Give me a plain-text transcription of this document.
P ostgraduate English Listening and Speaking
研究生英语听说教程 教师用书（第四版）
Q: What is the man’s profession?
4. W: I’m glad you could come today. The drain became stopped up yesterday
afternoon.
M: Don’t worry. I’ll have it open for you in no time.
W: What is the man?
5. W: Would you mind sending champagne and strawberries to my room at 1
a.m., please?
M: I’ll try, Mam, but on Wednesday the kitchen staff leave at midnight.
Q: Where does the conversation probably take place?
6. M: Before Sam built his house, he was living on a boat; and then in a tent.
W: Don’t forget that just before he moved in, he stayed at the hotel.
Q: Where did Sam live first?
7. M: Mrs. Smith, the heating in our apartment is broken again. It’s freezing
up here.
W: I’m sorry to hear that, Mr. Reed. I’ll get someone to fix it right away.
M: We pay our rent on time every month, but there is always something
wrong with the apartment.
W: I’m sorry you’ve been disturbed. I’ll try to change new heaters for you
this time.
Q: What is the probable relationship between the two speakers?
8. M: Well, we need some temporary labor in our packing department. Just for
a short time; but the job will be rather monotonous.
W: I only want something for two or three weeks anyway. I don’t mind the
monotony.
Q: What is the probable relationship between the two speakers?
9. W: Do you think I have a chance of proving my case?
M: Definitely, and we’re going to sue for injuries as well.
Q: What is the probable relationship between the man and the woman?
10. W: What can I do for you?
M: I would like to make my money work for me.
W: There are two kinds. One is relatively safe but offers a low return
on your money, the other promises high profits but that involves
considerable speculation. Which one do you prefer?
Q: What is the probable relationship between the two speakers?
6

— WHAT TO WORK ON —
Select the lines in this material that hold the word "apartment", leaving none out.

— WRITTEN RESPONSE —
7. M: Mrs. Smith, the heating in our apartment is broken again. It’s freezing
wrong with the apartment.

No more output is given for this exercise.